Rewrite the material below with "data-point" changed to "data-marker" everywhere it appears, and leave every other word unchanged.

+++

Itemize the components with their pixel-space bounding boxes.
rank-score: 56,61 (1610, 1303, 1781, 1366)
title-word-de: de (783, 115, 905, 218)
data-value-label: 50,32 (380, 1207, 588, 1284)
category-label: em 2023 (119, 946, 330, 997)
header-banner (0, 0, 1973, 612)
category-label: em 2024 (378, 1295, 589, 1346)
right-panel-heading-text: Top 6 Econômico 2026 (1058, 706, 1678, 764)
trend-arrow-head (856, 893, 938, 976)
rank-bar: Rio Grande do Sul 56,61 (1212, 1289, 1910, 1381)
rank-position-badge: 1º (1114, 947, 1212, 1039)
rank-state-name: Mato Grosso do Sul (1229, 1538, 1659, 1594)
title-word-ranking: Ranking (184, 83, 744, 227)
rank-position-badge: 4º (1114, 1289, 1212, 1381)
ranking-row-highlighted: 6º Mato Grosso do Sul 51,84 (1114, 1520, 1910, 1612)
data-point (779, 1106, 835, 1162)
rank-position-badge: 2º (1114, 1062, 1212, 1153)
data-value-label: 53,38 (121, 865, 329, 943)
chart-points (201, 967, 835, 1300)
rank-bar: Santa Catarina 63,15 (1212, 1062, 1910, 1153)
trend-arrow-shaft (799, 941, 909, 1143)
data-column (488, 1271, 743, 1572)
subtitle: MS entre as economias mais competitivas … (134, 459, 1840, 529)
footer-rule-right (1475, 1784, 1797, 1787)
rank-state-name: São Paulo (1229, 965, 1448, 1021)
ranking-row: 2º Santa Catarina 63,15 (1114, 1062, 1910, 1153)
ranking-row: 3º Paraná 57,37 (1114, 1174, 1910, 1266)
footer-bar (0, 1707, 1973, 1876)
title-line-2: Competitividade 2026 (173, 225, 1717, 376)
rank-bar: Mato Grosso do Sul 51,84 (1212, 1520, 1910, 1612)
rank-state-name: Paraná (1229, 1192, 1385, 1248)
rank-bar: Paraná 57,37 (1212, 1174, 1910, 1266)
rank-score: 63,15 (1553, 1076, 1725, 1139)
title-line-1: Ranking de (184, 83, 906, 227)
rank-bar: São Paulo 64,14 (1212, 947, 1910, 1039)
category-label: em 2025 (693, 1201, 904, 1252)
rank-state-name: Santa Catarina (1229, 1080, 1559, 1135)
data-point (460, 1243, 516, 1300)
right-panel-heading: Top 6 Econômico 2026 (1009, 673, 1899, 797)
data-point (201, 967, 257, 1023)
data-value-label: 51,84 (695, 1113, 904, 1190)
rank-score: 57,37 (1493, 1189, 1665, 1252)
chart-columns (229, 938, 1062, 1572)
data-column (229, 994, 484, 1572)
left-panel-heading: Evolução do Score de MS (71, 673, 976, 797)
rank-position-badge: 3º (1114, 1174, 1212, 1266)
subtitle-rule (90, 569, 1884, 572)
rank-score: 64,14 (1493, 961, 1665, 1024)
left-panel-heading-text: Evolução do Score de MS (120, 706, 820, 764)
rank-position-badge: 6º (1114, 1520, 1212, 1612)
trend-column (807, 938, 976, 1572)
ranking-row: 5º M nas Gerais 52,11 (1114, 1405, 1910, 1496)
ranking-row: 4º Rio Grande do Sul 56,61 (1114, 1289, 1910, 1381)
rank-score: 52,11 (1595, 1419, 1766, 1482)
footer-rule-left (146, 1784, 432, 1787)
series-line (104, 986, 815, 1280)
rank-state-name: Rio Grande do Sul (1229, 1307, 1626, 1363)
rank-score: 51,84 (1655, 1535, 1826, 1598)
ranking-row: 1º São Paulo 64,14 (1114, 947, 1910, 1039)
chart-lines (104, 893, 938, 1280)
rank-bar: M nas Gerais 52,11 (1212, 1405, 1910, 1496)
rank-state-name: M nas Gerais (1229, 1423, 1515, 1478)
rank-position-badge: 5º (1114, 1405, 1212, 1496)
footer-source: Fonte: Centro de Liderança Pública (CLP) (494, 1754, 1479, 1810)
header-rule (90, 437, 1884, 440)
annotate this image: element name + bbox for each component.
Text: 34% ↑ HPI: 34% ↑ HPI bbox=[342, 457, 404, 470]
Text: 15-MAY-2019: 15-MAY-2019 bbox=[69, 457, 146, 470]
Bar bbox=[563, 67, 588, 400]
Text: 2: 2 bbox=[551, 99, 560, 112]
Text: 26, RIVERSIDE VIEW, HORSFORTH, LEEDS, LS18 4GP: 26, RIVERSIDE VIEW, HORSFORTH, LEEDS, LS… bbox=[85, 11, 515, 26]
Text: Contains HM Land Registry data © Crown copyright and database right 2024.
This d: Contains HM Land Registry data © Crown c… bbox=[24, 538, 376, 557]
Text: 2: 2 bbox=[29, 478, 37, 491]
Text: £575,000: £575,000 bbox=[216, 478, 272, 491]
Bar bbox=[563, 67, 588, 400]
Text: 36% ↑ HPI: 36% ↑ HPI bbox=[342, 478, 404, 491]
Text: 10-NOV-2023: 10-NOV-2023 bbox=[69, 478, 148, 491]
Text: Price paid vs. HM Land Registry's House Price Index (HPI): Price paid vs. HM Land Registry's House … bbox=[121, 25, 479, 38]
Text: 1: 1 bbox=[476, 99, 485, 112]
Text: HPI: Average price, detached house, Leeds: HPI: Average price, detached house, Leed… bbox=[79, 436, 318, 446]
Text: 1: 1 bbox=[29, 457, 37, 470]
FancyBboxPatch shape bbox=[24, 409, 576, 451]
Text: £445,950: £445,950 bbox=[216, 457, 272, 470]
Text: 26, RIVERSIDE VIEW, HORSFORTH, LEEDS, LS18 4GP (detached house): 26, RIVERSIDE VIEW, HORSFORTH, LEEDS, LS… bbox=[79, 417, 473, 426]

+++

• **Exercise solution**
Itemize the components with their pixel-space bounding boxes.
rank-score: 56,61 (1610, 1303, 1781, 1366)
title-word-de: de (783, 115, 905, 218)
data-value-label: 50,32 (380, 1207, 588, 1284)
category-label: em 2023 (119, 946, 330, 997)
header-banner (0, 0, 1973, 612)
category-label: em 2024 (378, 1295, 589, 1346)
right-panel-heading-text: Top 6 Econômico 2026 (1058, 706, 1678, 764)
trend-arrow-head (856, 893, 938, 976)
rank-bar: Rio Grande do Sul 56,61 (1212, 1289, 1910, 1381)
rank-position-badge: 1º (1114, 947, 1212, 1039)
rank-state-name: Mato Grosso do Sul (1229, 1538, 1659, 1594)
title-word-ranking: Ranking (184, 83, 744, 227)
rank-position-badge: 4º (1114, 1289, 1212, 1381)
ranking-row-highlighted: 6º Mato Grosso do Sul 51,84 (1114, 1520, 1910, 1612)
data-marker (779, 1106, 835, 1162)
rank-position-badge: 2º (1114, 1062, 1212, 1153)
data-value-label: 53,38 (121, 865, 329, 943)
chart-points (201, 967, 835, 1300)
rank-bar: Santa Catarina 63,15 (1212, 1062, 1910, 1153)
trend-arrow-shaft (799, 941, 909, 1143)
data-column (488, 1271, 743, 1572)
subtitle: MS entre as economias mais competitivas … (134, 459, 1840, 529)
footer-rule-right (1475, 1784, 1797, 1787)
rank-state-name: São Paulo (1229, 965, 1448, 1021)
ranking-row: 2º Santa Catarina 63,15 (1114, 1062, 1910, 1153)
ranking-row: 3º Paraná 57,37 (1114, 1174, 1910, 1266)
footer-bar (0, 1707, 1973, 1876)
title-line-2: Competitividade 2026 (173, 225, 1717, 376)
rank-bar: Mato Grosso do Sul 51,84 (1212, 1520, 1910, 1612)
rank-state-name: Paraná (1229, 1192, 1385, 1248)
rank-bar: Paraná 57,37 (1212, 1174, 1910, 1266)
rank-score: 63,15 (1553, 1076, 1725, 1139)
title-line-1: Ranking de (184, 83, 906, 227)
rank-bar: São Paulo 64,14 (1212, 947, 1910, 1039)
category-label: em 2025 (693, 1201, 904, 1252)
rank-state-name: Santa Catarina (1229, 1080, 1559, 1135)
data-marker (460, 1243, 516, 1300)
right-panel-heading: Top 6 Econômico 2026 (1009, 673, 1899, 797)
data-marker (201, 967, 257, 1023)
data-value-label: 51,84 (695, 1113, 904, 1190)
rank-score: 57,37 (1493, 1189, 1665, 1252)
chart-columns (229, 938, 1062, 1572)
data-column (229, 994, 484, 1572)
left-panel-heading: Evolução do Score de MS (71, 673, 976, 797)
rank-position-badge: 3º (1114, 1174, 1212, 1266)
subtitle-rule (90, 569, 1884, 572)
rank-score: 64,14 (1493, 961, 1665, 1024)
left-panel-heading-text: Evolução do Score de MS (120, 706, 820, 764)
rank-position-badge: 6º (1114, 1520, 1212, 1612)
trend-column (807, 938, 976, 1572)
ranking-row: 5º M nas Gerais 52,11 (1114, 1405, 1910, 1496)
ranking-row: 4º Rio Grande do Sul 56,61 (1114, 1289, 1910, 1381)
rank-score: 52,11 (1595, 1419, 1766, 1482)
footer-rule-left (146, 1784, 432, 1787)
series-line (104, 986, 815, 1280)
rank-state-name: Rio Grande do Sul (1229, 1307, 1626, 1363)
rank-score: 51,84 (1655, 1535, 1826, 1598)
ranking-row: 1º São Paulo 64,14 (1114, 947, 1910, 1039)
chart-lines (104, 893, 938, 1280)
rank-bar: M nas Gerais 52,11 (1212, 1405, 1910, 1496)
rank-state-name: M nas Gerais (1229, 1423, 1515, 1478)
rank-position-badge: 5º (1114, 1405, 1212, 1496)
footer-source: Fonte: Centro de Liderança Pública (CLP) (494, 1754, 1479, 1810)
header-rule (90, 437, 1884, 440)
annotate this image: element name + bbox for each component.
Text: 34% ↑ HPI: 34% ↑ HPI bbox=[342, 457, 404, 470]
Text: 15-MAY-2019: 15-MAY-2019 bbox=[69, 457, 146, 470]
Bar bbox=[563, 67, 588, 400]
Text: 2: 2 bbox=[551, 99, 560, 112]
Text: 26, RIVERSIDE VIEW, HORSFORTH, LEEDS, LS18 4GP: 26, RIVERSIDE VIEW, HORSFORTH, LEEDS, LS… bbox=[85, 11, 515, 26]
Text: Contains HM Land Registry data © Crown copyright and database right 2024.
This d: Contains HM Land Registry data © Crown c… bbox=[24, 538, 376, 557]
Text: 2: 2 bbox=[29, 478, 37, 491]
Text: £575,000: £575,000 bbox=[216, 478, 272, 491]
Bar bbox=[563, 67, 588, 400]
Text: 36% ↑ HPI: 36% ↑ HPI bbox=[342, 478, 404, 491]
Text: 10-NOV-2023: 10-NOV-2023 bbox=[69, 478, 148, 491]
Text: Price paid vs. HM Land Registry's House Price Index (HPI): Price paid vs. HM Land Registry's House … bbox=[121, 25, 479, 38]
Text: 1: 1 bbox=[476, 99, 485, 112]
Text: HPI: Average price, detached house, Leeds: HPI: Average price, detached house, Leed… bbox=[79, 436, 318, 446]
Text: 1: 1 bbox=[29, 457, 37, 470]
FancyBboxPatch shape bbox=[24, 409, 576, 451]
Text: £445,950: £445,950 bbox=[216, 457, 272, 470]
Text: 26, RIVERSIDE VIEW, HORSFORTH, LEEDS, LS18 4GP (detached house): 26, RIVERSIDE VIEW, HORSFORTH, LEEDS, LS… bbox=[79, 417, 473, 426]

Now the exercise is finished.